--- start Given data ---

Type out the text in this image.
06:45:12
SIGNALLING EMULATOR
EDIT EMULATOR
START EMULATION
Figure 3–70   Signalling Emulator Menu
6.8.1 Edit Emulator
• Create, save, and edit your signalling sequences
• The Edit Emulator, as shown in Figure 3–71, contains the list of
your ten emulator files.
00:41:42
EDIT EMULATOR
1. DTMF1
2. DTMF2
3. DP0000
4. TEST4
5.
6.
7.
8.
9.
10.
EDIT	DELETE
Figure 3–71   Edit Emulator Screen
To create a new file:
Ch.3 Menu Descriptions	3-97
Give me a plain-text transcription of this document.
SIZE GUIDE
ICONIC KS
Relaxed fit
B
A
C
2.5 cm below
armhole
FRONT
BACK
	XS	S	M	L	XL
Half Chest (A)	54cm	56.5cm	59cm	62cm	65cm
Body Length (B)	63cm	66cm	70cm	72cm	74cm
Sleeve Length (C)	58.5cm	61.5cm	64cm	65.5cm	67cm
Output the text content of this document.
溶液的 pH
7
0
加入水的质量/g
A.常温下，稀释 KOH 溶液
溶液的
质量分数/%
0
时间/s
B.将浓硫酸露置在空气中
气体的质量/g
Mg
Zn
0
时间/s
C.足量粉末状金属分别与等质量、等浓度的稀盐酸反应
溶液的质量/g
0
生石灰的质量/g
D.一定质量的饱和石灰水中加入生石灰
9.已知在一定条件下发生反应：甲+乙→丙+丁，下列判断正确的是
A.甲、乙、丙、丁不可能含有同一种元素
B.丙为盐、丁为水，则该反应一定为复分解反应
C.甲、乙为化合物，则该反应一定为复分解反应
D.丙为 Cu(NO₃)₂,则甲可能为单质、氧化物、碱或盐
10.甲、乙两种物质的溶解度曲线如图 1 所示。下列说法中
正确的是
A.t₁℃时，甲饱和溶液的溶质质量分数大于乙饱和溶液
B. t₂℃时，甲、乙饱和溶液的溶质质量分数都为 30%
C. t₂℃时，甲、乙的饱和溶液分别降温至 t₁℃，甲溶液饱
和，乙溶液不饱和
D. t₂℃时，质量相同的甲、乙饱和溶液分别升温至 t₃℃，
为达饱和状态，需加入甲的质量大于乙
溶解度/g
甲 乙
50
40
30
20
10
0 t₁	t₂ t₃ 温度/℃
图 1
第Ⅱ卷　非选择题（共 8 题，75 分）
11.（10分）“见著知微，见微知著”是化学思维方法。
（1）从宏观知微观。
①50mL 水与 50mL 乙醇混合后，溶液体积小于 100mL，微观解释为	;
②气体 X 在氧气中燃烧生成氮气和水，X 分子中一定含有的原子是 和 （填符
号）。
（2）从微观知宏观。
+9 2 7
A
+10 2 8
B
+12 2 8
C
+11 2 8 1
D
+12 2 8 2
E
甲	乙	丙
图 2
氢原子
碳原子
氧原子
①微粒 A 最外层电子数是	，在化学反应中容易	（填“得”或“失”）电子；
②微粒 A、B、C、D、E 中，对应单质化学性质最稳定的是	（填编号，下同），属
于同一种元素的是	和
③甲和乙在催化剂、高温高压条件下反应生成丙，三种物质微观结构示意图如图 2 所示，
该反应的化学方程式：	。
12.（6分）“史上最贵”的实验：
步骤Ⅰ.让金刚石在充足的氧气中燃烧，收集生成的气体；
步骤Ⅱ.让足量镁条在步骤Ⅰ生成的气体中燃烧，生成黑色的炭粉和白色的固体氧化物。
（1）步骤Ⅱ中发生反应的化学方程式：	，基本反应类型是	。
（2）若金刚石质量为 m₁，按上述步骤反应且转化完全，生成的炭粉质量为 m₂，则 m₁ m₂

--- end Given data ---

The exercise = Copy out the whole listing exactly.

Solution for this task =
Type out the text in this image.
06:45:12
SIGNALLING EMULATOR
EDIT EMULATOR
START EMULATION
Figure 3–70   Signalling Emulator Menu
6.8.1 Edit Emulator
• Create, save, and edit your signalling sequences
• The Edit Emulator, as shown in Figure 3–71, contains the list of
your ten emulator files.
00:41:42
EDIT EMULATOR
1. DTMF1
2. DTMF2
3. DP0000
4. TEST4
5.
6.
7.
8.
9.
10.
EDIT	DELETE
Figure 3–71   Edit Emulator Screen
To create a new file:
Ch.3 Menu Descriptions	3-97
Give me a plain-text transcription of this document.
SIZE GUIDE
ICONIC KS
Relaxed fit
B
A
C
2.5 cm below
armhole
FRONT
BACK
	XS	S	M	L	XL
Half Chest (A)	54cm	56.5cm	59cm	62cm	65cm
Body Length (B)	63cm	66cm	70cm	72cm	74cm
Sleeve Length (C)	58.5cm	61.5cm	64cm	65.5cm	67cm
Output the text content of this document.
溶液的 pH
7
0
加入水的质量/g
A.常温下，稀释 KOH 溶液
溶液的
质量分数/%
0
时间/s
B.将浓硫酸露置在空气中
气体的质量/g
Mg
Zn
0
时间/s
C.足量粉末状金属分别与等质量、等浓度的稀盐酸反应
溶液的质量/g
0
生石灰的质量/g
D.一定质量的饱和石灰水中加入生石灰
9.已知在一定条件下发生反应：甲+乙→丙+丁，下列判断正确的是
A.甲、乙、丙、丁不可能含有同一种元素
B.丙为盐、丁为水，则该反应一定为复分解反应
C.甲、乙为化合物，则该反应一定为复分解反应
D.丙为 Cu(NO₃)₂,则甲可能为单质、氧化物、碱或盐
10.甲、乙两种物质的溶解度曲线如图 1 所示。下列说法中
正确的是
A.t₁℃时，甲饱和溶液的溶质质量分数大于乙饱和溶液
B. t₂℃时，甲、乙饱和溶液的溶质质量分数都为 30%
C. t₂℃时，甲、乙的饱和溶液分别降温至 t₁℃，甲溶液饱
和，乙溶液不饱和
D. t₂℃时，质量相同的甲、乙饱和溶液分别升温至 t₃℃，
为达饱和状态，需加入甲的质量大于乙
溶解度/g
甲 乙
50
40
30
20
10
0 t₁	t₂ t₃ 温度/℃
图 1
第Ⅱ卷　非选择题（共 8 题，75 分）
11.（10分）“见著知微，见微知著”是化学思维方法。
（1）从宏观知微观。
①50mL 水与 50mL 乙醇混合后，溶液体积小于 100mL，微观解释为	;
②气体 X 在氧气中燃烧生成氮气和水，X 分子中一定含有的原子是 和 （填符
号）。
（2）从微观知宏观。
+9 2 7
A
+10 2 8
B
+12 2 8
C
+11 2 8 1
D
+12 2 8 2
E
甲	乙	丙
图 2
氢原子
碳原子
氧原子
①微粒 A 最外层电子数是	，在化学反应中容易	（填“得”或“失”）电子；
②微粒 A、B、C、D、E 中，对应单质化学性质最稳定的是	（填编号，下同），属
于同一种元素的是	和
③甲和乙在催化剂、高温高压条件下反应生成丙，三种物质微观结构示意图如图 2 所示，
该反应的化学方程式：	。
12.（6分）“史上最贵”的实验：
步骤Ⅰ.让金刚石在充足的氧气中燃烧，收集生成的气体；
步骤Ⅱ.让足量镁条在步骤Ⅰ生成的气体中燃烧，生成黑色的炭粉和白色的固体氧化物。
（1）步骤Ⅱ中发生反应的化学方程式：	，基本反应类型是	。
（2）若金刚石质量为 m₁，按上述步骤反应且转化完全，生成的炭粉质量为 m₂，则 m₁ m₂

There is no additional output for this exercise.